## Directions
Make a tally of the lines in the records that include the string "uudelleen", and give only that number.

## Provided data
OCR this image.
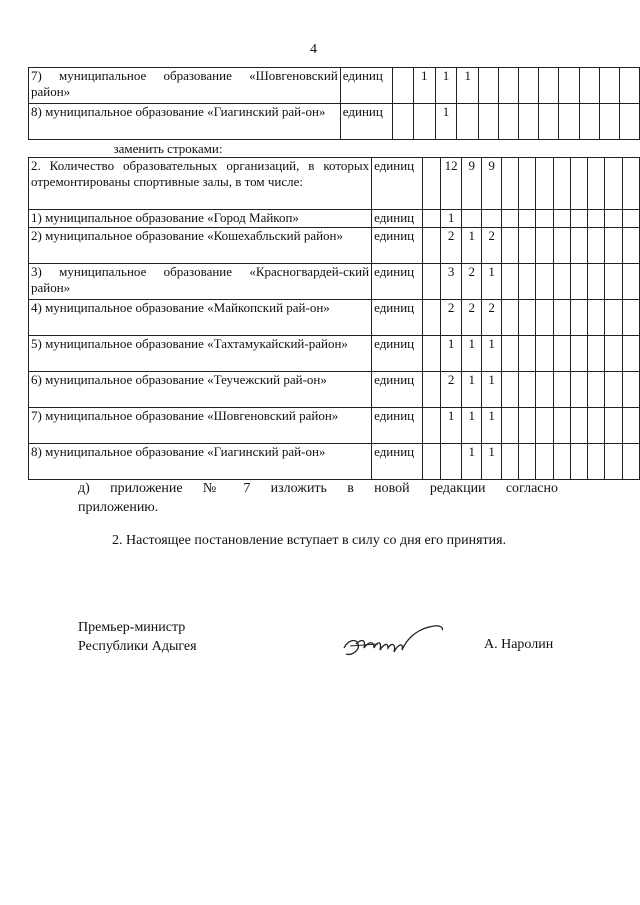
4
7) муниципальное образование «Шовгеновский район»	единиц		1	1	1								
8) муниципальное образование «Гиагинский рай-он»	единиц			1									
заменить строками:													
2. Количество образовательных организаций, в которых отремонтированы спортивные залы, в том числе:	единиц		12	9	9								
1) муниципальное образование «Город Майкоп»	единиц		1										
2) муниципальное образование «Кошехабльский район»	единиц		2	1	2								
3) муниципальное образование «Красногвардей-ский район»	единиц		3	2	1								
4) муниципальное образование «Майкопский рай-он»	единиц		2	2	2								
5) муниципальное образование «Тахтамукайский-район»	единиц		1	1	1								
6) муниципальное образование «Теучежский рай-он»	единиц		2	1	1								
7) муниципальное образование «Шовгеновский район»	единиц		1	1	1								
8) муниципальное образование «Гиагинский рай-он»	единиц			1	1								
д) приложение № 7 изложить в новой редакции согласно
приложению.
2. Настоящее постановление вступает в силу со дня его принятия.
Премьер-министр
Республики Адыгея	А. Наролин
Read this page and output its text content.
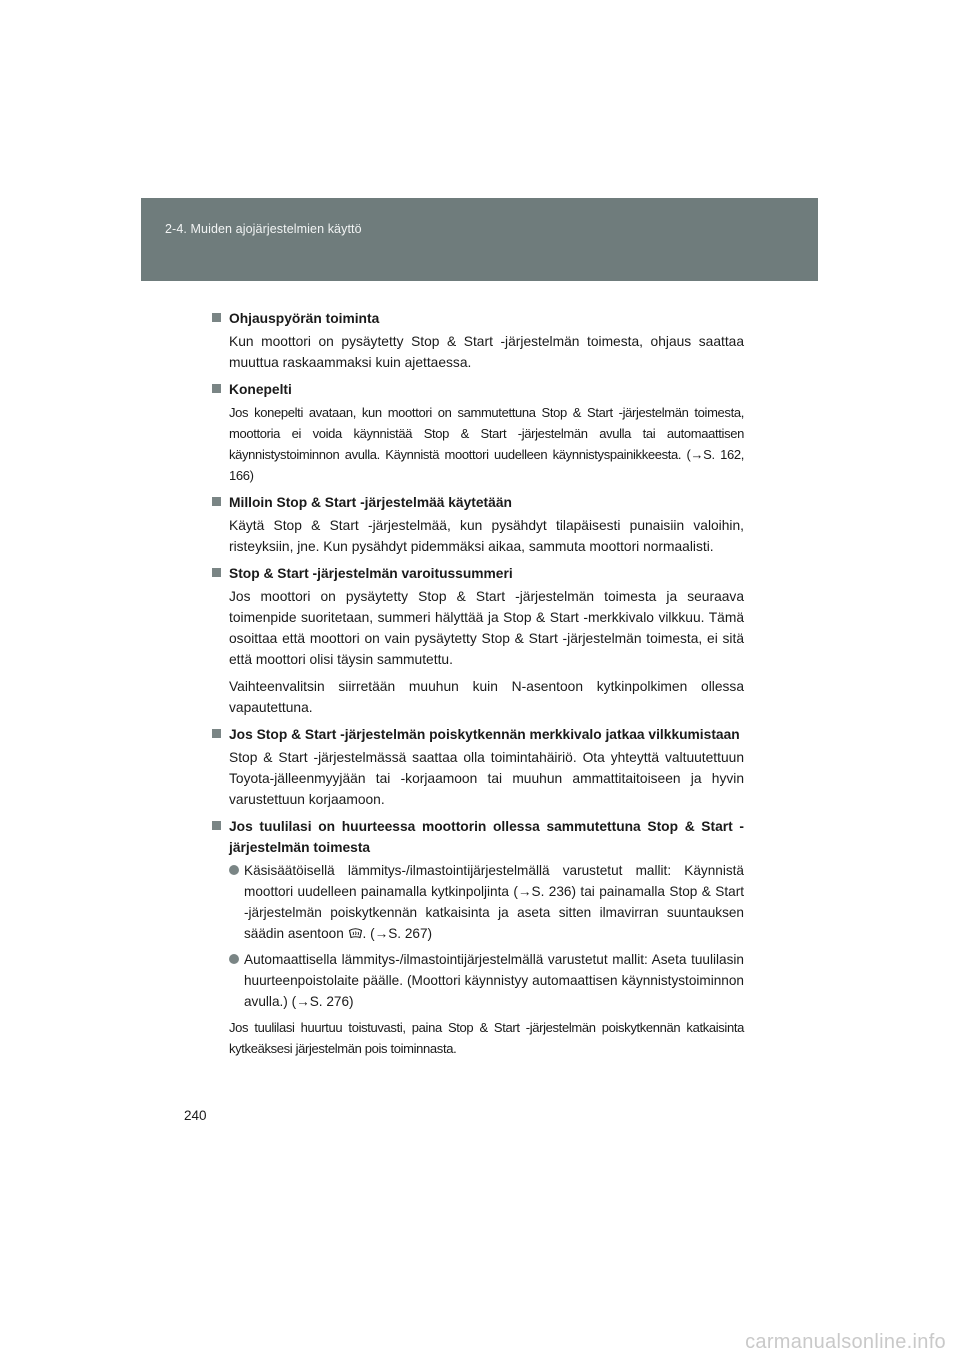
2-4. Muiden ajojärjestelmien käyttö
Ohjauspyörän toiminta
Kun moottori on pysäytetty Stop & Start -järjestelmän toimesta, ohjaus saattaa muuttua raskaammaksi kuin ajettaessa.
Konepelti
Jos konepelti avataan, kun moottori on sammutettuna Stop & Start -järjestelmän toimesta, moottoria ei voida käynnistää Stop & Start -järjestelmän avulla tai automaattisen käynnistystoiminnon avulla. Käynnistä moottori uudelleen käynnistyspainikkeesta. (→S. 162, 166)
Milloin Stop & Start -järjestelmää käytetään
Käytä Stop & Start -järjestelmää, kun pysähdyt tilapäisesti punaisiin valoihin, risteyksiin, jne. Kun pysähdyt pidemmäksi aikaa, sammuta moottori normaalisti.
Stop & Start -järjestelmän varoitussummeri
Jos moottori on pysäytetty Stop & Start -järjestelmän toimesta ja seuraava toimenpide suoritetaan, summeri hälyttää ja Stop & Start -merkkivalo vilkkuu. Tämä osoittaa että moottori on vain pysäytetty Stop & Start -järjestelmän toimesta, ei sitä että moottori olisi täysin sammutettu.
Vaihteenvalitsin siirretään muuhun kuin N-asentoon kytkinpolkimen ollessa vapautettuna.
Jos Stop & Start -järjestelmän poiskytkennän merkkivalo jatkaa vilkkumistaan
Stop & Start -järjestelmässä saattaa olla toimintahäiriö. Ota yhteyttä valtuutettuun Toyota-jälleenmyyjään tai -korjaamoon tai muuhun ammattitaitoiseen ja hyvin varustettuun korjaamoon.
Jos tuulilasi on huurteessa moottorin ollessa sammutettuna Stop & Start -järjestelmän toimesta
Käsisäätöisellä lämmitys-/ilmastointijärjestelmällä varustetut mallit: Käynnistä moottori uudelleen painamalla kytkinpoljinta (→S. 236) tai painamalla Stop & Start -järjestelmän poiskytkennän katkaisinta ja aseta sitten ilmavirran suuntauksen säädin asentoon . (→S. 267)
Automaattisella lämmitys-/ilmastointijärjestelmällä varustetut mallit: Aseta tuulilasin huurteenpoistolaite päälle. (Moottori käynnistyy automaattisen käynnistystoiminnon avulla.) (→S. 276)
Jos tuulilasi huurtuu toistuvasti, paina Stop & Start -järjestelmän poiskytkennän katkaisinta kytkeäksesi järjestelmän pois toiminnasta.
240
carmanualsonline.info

--

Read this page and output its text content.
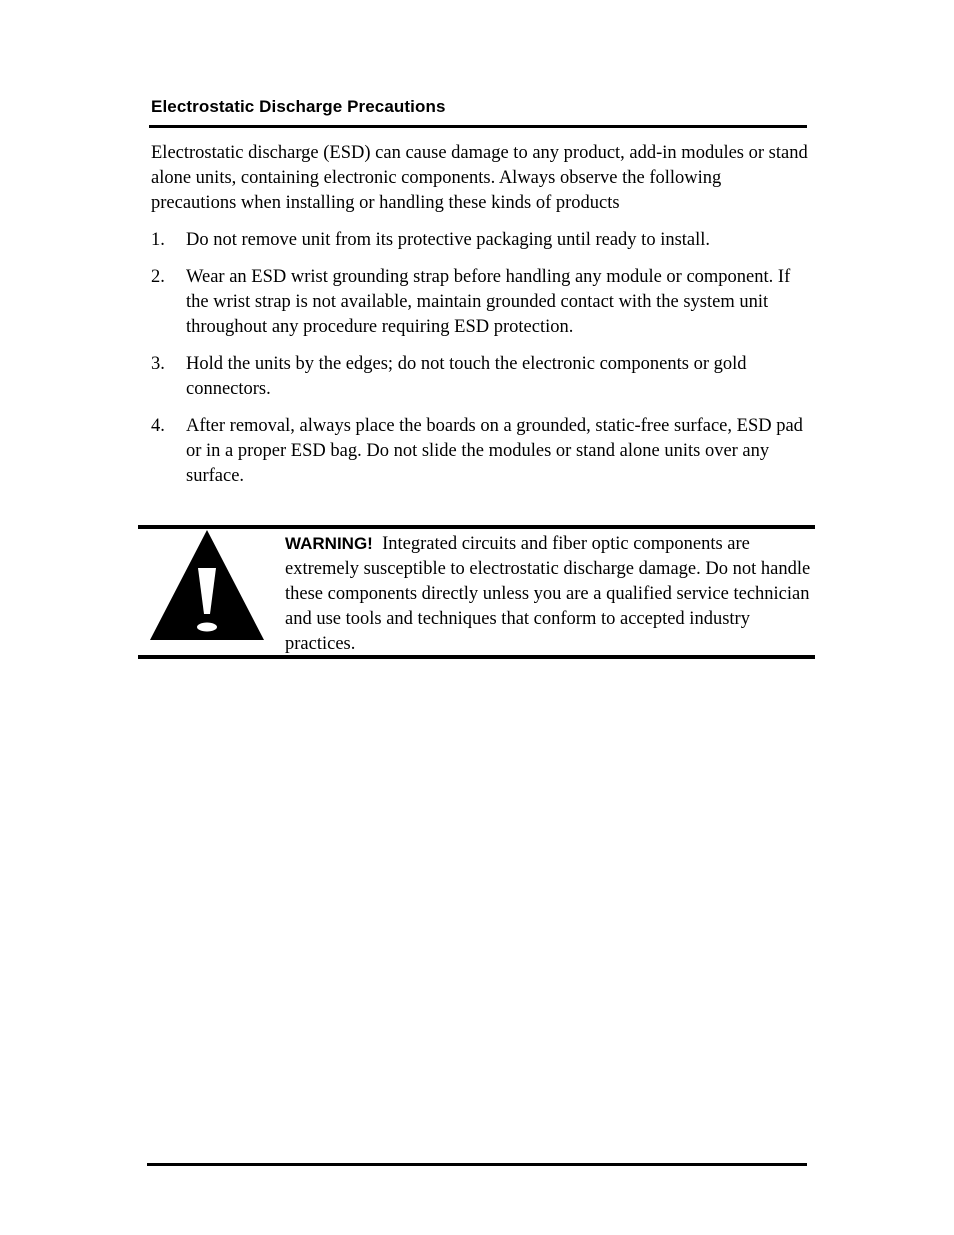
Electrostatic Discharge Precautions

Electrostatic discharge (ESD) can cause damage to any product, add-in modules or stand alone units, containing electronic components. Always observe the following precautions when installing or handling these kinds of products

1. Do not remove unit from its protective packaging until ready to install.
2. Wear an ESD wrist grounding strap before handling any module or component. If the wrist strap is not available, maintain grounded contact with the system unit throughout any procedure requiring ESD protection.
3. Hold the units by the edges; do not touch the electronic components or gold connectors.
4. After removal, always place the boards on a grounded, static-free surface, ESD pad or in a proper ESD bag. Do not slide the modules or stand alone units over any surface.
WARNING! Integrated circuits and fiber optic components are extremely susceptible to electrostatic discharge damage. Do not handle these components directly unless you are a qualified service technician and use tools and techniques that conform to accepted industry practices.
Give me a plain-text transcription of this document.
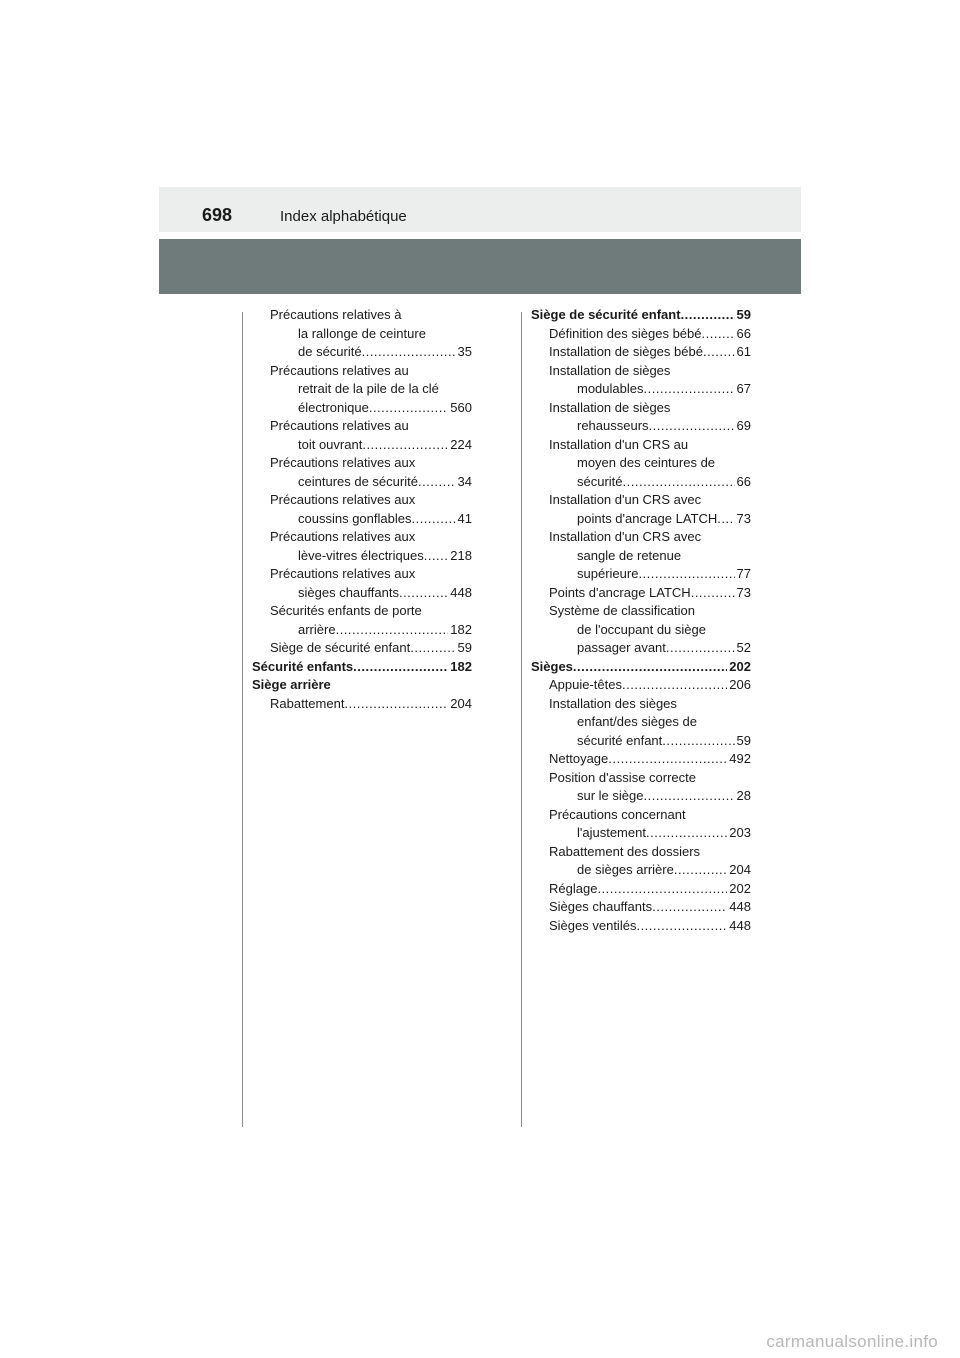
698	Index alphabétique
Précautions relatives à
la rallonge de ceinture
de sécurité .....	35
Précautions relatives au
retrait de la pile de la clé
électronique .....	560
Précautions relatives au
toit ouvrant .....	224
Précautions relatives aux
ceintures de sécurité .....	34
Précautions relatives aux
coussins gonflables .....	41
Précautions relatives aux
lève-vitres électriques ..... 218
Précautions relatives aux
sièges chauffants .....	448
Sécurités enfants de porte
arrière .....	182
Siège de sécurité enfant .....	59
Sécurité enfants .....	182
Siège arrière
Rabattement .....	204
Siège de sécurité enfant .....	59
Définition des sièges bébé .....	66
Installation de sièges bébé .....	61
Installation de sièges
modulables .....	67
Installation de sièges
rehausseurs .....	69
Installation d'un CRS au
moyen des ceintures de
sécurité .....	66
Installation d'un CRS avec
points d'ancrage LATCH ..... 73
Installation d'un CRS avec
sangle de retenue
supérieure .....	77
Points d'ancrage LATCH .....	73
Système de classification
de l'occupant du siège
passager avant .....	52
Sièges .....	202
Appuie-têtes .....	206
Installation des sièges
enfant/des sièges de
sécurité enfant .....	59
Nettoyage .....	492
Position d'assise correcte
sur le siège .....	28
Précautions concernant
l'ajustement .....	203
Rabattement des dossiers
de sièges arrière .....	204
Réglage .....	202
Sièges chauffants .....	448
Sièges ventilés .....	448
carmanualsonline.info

==

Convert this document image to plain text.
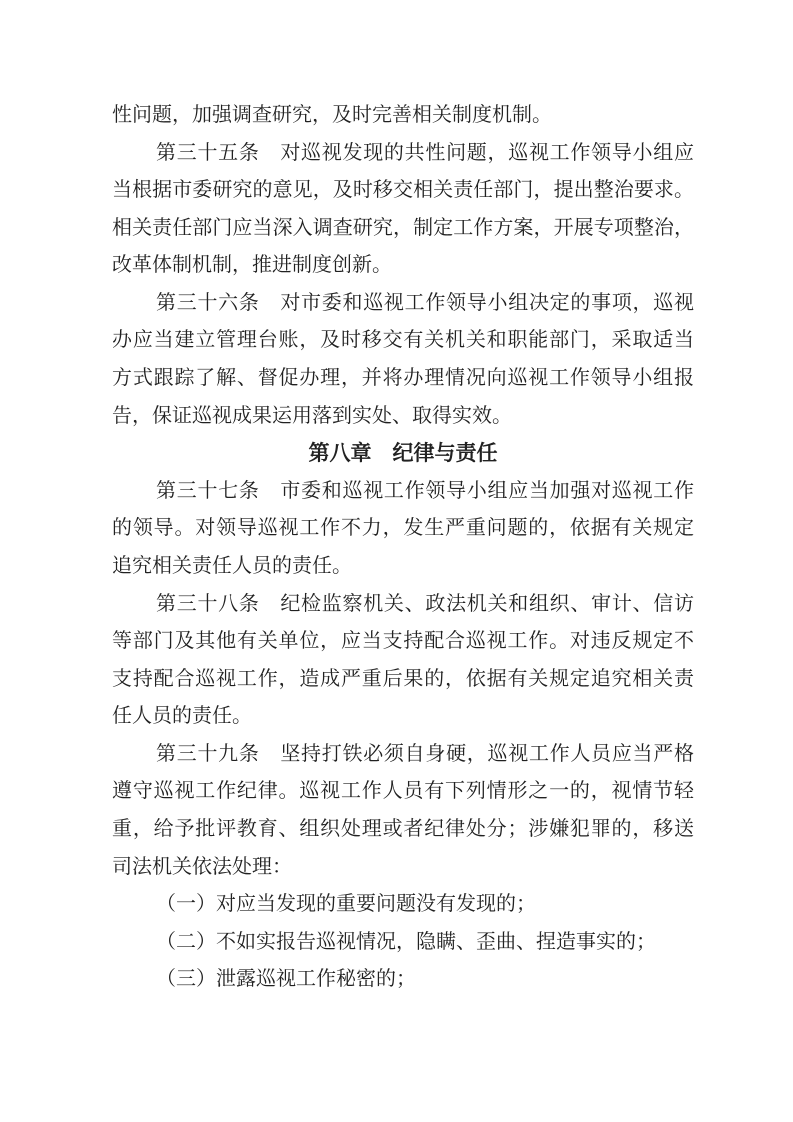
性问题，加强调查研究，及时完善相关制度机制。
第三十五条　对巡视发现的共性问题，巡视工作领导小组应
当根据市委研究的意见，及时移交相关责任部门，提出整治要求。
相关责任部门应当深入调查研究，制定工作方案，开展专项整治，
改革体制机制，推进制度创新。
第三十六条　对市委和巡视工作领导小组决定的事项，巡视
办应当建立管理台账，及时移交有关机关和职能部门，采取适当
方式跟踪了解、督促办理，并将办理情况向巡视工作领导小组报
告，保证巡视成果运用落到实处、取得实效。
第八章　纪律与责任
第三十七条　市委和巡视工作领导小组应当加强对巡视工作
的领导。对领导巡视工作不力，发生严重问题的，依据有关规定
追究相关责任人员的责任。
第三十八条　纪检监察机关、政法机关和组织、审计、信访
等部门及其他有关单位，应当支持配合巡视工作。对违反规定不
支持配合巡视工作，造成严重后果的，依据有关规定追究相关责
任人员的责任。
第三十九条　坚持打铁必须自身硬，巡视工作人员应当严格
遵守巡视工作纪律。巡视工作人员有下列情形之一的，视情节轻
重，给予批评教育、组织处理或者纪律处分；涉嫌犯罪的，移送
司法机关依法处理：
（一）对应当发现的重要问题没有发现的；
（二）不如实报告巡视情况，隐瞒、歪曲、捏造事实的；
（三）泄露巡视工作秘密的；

## Expected output
2